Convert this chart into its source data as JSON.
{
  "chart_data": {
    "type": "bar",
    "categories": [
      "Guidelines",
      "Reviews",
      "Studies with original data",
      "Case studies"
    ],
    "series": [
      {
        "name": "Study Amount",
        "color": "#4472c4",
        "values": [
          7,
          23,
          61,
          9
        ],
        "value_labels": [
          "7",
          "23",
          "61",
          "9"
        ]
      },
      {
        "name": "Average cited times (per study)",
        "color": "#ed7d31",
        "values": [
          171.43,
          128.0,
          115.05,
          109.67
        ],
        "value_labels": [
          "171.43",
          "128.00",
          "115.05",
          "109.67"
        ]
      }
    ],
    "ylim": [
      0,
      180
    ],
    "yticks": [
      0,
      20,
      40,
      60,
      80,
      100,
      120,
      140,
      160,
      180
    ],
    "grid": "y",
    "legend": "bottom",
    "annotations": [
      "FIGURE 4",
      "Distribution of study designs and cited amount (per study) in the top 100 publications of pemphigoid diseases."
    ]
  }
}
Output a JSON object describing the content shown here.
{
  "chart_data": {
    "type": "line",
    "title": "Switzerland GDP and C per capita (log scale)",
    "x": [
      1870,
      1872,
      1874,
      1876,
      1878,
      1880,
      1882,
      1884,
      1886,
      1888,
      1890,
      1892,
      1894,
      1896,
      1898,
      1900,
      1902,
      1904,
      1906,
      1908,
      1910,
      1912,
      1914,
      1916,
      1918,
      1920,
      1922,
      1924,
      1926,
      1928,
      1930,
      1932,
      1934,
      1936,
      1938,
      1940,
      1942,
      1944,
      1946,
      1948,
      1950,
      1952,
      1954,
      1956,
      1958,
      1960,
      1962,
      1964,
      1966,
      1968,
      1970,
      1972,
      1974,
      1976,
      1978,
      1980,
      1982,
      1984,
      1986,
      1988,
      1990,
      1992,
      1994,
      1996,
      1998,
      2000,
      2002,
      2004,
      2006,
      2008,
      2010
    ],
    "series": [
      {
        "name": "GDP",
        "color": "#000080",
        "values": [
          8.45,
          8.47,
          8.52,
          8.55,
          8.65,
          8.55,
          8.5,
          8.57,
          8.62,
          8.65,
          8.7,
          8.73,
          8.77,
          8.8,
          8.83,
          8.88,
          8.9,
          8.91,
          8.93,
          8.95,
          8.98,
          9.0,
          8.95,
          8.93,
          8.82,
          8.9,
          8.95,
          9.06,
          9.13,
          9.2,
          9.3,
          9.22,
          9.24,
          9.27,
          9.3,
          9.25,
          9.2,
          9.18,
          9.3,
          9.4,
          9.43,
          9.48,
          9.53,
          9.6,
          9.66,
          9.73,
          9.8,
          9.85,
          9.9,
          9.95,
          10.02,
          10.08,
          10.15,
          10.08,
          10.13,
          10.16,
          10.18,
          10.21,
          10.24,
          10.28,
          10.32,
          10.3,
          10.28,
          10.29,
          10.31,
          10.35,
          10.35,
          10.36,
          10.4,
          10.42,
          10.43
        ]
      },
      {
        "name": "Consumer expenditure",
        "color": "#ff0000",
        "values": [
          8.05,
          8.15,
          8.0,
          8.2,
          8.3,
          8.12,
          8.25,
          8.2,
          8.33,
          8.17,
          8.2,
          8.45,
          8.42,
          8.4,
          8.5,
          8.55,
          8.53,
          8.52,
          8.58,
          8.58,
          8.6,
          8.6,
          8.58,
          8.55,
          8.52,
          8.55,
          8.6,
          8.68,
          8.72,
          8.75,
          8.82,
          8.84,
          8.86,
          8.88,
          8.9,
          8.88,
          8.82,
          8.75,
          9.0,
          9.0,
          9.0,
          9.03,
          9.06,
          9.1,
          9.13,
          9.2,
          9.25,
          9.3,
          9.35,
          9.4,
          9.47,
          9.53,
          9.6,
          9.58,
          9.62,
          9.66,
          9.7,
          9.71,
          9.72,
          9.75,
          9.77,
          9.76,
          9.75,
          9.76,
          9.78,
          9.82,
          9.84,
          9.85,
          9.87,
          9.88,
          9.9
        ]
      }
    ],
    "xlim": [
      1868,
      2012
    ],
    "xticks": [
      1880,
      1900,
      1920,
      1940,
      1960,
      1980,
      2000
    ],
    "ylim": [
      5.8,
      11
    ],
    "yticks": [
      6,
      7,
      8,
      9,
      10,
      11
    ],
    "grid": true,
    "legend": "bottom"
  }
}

* * *

■ Description of the task: Pull every line containing "cited" out of the data above.

■ Task output:
        "name": "Average cited times (per study)",
      "Distribution of study designs and cited amount (per study) in the top 100 publications of pemphigoid diseases."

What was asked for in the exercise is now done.